• Objective
Transcribe all the records exactly and omit any images they hold.
· · · ·
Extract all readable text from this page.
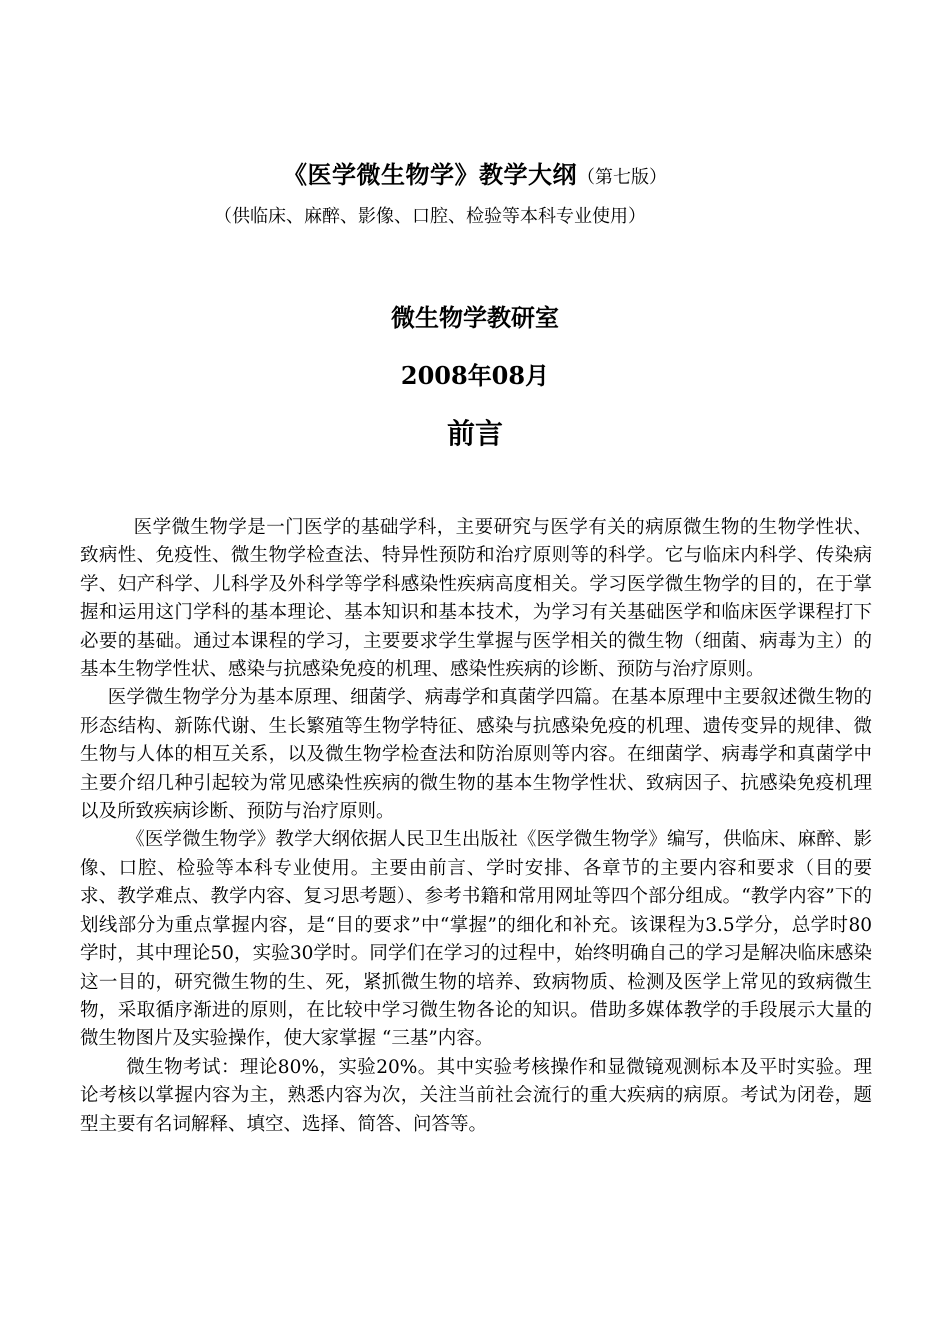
《医学微生物学》教学大纲（第七版）
（供临床、麻醉、影像、口腔、检验等本科专业使用）
微生物学教研室
2008年08月
前言

医学微生物学是一门医学的基础学科，主要研究与医学有关的病原微生物的生物学性状、致病性、免疫性、微生物学检查法、特异性预防和治疗原则等的科学。它与临床内科学、传染病学、妇产科学、儿科学及外科学等学科感染性疾病高度相关。学习医学微生物学的目的，在于掌握和运用这门学科的基本理论、基本知识和基本技术，为学习有关基础医学和临床医学课程打下必要的基础。通过本课程的学习，主要要求学生掌握与医学相关的微生物（细菌、病毒为主）的基本生物学性状、感染与抗感染免疫的机理、感染性疾病的诊断、预防与治疗原则。

医学微生物学分为基本原理、细菌学、病毒学和真菌学四篇。在基本原理中主要叙述微生物的形态结构、新陈代谢、生长繁殖等生物学特征、感染与抗感染免疫的机理、遗传变异的规律、微生物与人体的相互关系，以及微生物学检查法和防治原则等内容。在细菌学、病毒学和真菌学中主要介绍几种引起较为常见感染性疾病的微生物的基本生物学性状、致病因子、抗感染免疫机理以及所致疾病诊断、预防与治疗原则。

《医学微生物学》教学大纲依据人民卫生出版社《医学微生物学》编写，供临床、麻醉、影像、口腔、检验等本科专业使用。主要由前言、学时安排、各章节的主要内容和要求（目的要求、教学难点、教学内容、复习思考题）、参考书籍和常用网址等四个部分组成。“教学内容”下的划线部分为重点掌握内容，是“目的要求”中“掌握”的细化和补充。该课程为3.5学分，总学时80学时，其中理论50，实验30学时。同学们在学习的过程中，始终明确自己的学习是解决临床感染这一目的，研究微生物的生、死，紧抓微生物的培养、致病物质、检测及医学上常见的致病微生物，采取循序渐进的原则，在比较中学习微生物各论的知识。借助多媒体教学的手段展示大量的微生物图片及实验操作，使大家掌握 “三基”内容。

微生物考试：理论80%，实验20%。其中实验考核操作和显微镜观测标本及平时实验。理论考核以掌握内容为主，熟悉内容为次，关注当前社会流行的重大疾病的病原。考试为闭卷，题型主要有名词解释、填空、选择、简答、问答等。
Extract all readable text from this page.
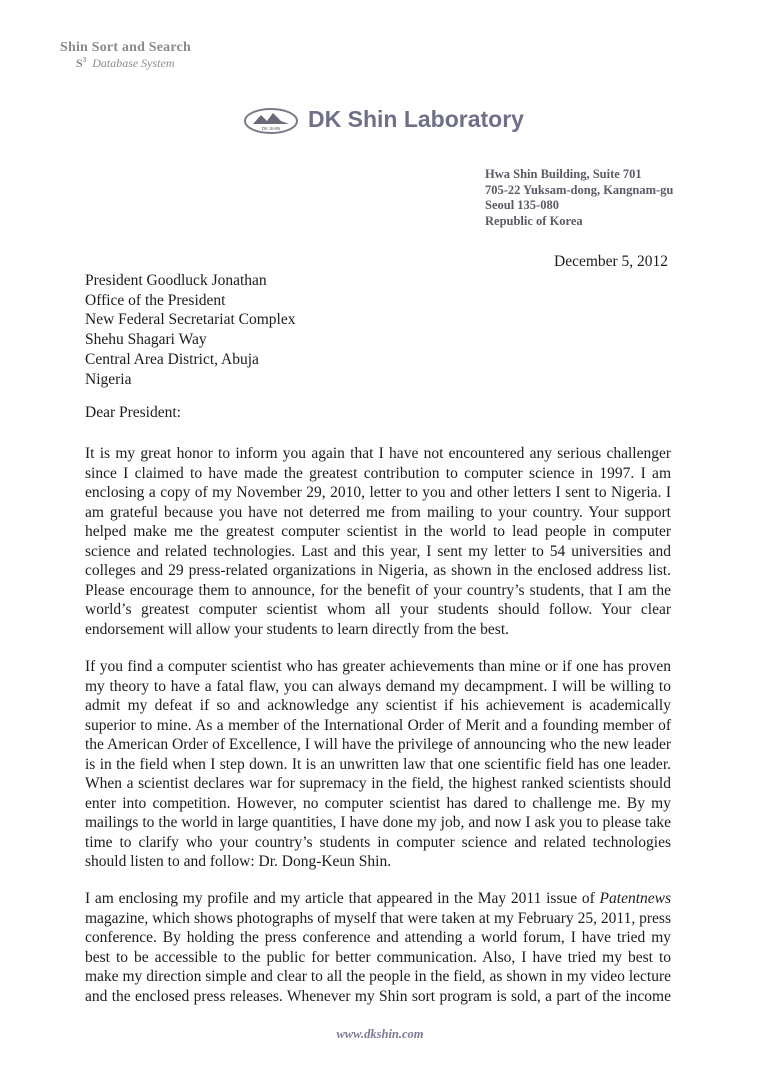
Shin Sort and Search
$S^3$ Database System
DK SHIN DK Shin Laboratory
Hwa Shin Building, Suite 701
705-22 Yuksam-dong, Kangnam-gu
Seoul 135-080
Republic of Korea
December 5, 2012
President Goodluck Jonathan
Office of the President
New Federal Secretariat Complex
Shehu Shagari Way
Central Area District, Abuja
Nigeria
Dear President:
It is my great honor to inform you again that I have not encountered any serious challenger
since I claimed to have made the greatest contribution to computer science in 1997. I am
enclosing a copy of my November 29, 2010, letter to you and other letters I sent to Nigeria. I
am grateful because you have not deterred me from mailing to your country. Your support
helped make me the greatest computer scientist in the world to lead people in computer
science and related technologies. Last and this year, I sent my letter to 54 universities and
colleges and 29 press-related organizations in Nigeria, as shown in the enclosed address list.
Please encourage them to announce, for the benefit of your country’s students, that I am the
world’s greatest computer scientist whom all your students should follow. Your clear
endorsement will allow your students to learn directly from the best.
If you find a computer scientist who has greater achievements than mine or if one has proven
my theory to have a fatal flaw, you can always demand my decampment. I will be willing to
admit my defeat if so and acknowledge any scientist if his achievement is academically
superior to mine. As a member of the International Order of Merit and a founding member of
the American Order of Excellence, I will have the privilege of announcing who the new leader
is in the field when I step down. It is an unwritten law that one scientific field has one leader.
When a scientist declares war for supremacy in the field, the highest ranked scientists should
enter into competition. However, no computer scientist has dared to challenge me. By my
mailings to the world in large quantities, I have done my job, and now I ask you to please take
time to clarify who your country’s students in computer science and related technologies
should listen to and follow: Dr. Dong-Keun Shin.
I am enclosing my profile and my article that appeared in the May 2011 issue of Patentnews
magazine, which shows photographs of myself that were taken at my February 25, 2011, press
conference. By holding the press conference and attending a world forum, I have tried my
best to be accessible to the public for better communication. Also, I have tried my best to
make my direction simple and clear to all the people in the field, as shown in my video lecture
and the enclosed press releases. Whenever my Shin sort program is sold, a part of the income
www.dkshin.com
· · · ·
• Response to the task
Extract all readable text from this page.
《医学微生物学》教学大纲（第七版）
（供临床、麻醉、影像、口腔、检验等本科专业使用）
微生物学教研室
2008年08月
前言

医学微生物学是一门医学的基础学科，主要研究与医学有关的病原微生物的生物学性状、致病性、免疫性、微生物学检查法、特异性预防和治疗原则等的科学。它与临床内科学、传染病学、妇产科学、儿科学及外科学等学科感染性疾病高度相关。学习医学微生物学的目的，在于掌握和运用这门学科的基本理论、基本知识和基本技术，为学习有关基础医学和临床医学课程打下必要的基础。通过本课程的学习，主要要求学生掌握与医学相关的微生物（细菌、病毒为主）的基本生物学性状、感染与抗感染免疫的机理、感染性疾病的诊断、预防与治疗原则。

医学微生物学分为基本原理、细菌学、病毒学和真菌学四篇。在基本原理中主要叙述微生物的形态结构、新陈代谢、生长繁殖等生物学特征、感染与抗感染免疫的机理、遗传变异的规律、微生物与人体的相互关系，以及微生物学检查法和防治原则等内容。在细菌学、病毒学和真菌学中主要介绍几种引起较为常见感染性疾病的微生物的基本生物学性状、致病因子、抗感染免疫机理以及所致疾病诊断、预防与治疗原则。

《医学微生物学》教学大纲依据人民卫生出版社《医学微生物学》编写，供临床、麻醉、影像、口腔、检验等本科专业使用。主要由前言、学时安排、各章节的主要内容和要求（目的要求、教学难点、教学内容、复习思考题）、参考书籍和常用网址等四个部分组成。“教学内容”下的划线部分为重点掌握内容，是“目的要求”中“掌握”的细化和补充。该课程为3.5学分，总学时80学时，其中理论50，实验30学时。同学们在学习的过程中，始终明确自己的学习是解决临床感染这一目的，研究微生物的生、死，紧抓微生物的培养、致病物质、检测及医学上常见的致病微生物，采取循序渐进的原则，在比较中学习微生物各论的知识。借助多媒体教学的手段展示大量的微生物图片及实验操作，使大家掌握 “三基”内容。

微生物考试：理论80%，实验20%。其中实验考核操作和显微镜观测标本及平时实验。理论考核以掌握内容为主，熟悉内容为次，关注当前社会流行的重大疾病的病原。考试为闭卷，题型主要有名词解释、填空、选择、简答、问答等。
Extract all readable text from this page.
Shin Sort and Search
$S^3$ Database System
DK SHIN DK Shin Laboratory
Hwa Shin Building, Suite 701
705-22 Yuksam-dong, Kangnam-gu
Seoul 135-080
Republic of Korea
December 5, 2012
President Goodluck Jonathan
Office of the President
New Federal Secretariat Complex
Shehu Shagari Way
Central Area District, Abuja
Nigeria
Dear President:
It is my great honor to inform you again that I have not encountered any serious challenger
since I claimed to have made the greatest contribution to computer science in 1997. I am
enclosing a copy of my November 29, 2010, letter to you and other letters I sent to Nigeria. I
am grateful because you have not deterred me from mailing to your country. Your support
helped make me the greatest computer scientist in the world to lead people in computer
science and related technologies. Last and this year, I sent my letter to 54 universities and
colleges and 29 press-related organizations in Nigeria, as shown in the enclosed address list.
Please encourage them to announce, for the benefit of your country’s students, that I am the
world’s greatest computer scientist whom all your students should follow. Your clear
endorsement will allow your students to learn directly from the best.
If you find a computer scientist who has greater achievements than mine or if one has proven
my theory to have a fatal flaw, you can always demand my decampment. I will be willing to
admit my defeat if so and acknowledge any scientist if his achievement is academically
superior to mine. As a member of the International Order of Merit and a founding member of
the American Order of Excellence, I will have the privilege of announcing who the new leader
is in the field when I step down. It is an unwritten law that one scientific field has one leader.
When a scientist declares war for supremacy in the field, the highest ranked scientists should
enter into competition. However, no computer scientist has dared to challenge me. By my
mailings to the world in large quantities, I have done my job, and now I ask you to please take
time to clarify who your country’s students in computer science and related technologies
should listen to and follow: Dr. Dong-Keun Shin.
I am enclosing my profile and my article that appeared in the May 2011 issue of Patentnews
magazine, which shows photographs of myself that were taken at my February 25, 2011, press
conference. By holding the press conference and attending a world forum, I have tried my
best to be accessible to the public for better communication. Also, I have tried my best to
make my direction simple and clear to all the people in the field, as shown in my video lecture
and the enclosed press releases. Whenever my Shin sort program is sold, a part of the income
www.dkshin.com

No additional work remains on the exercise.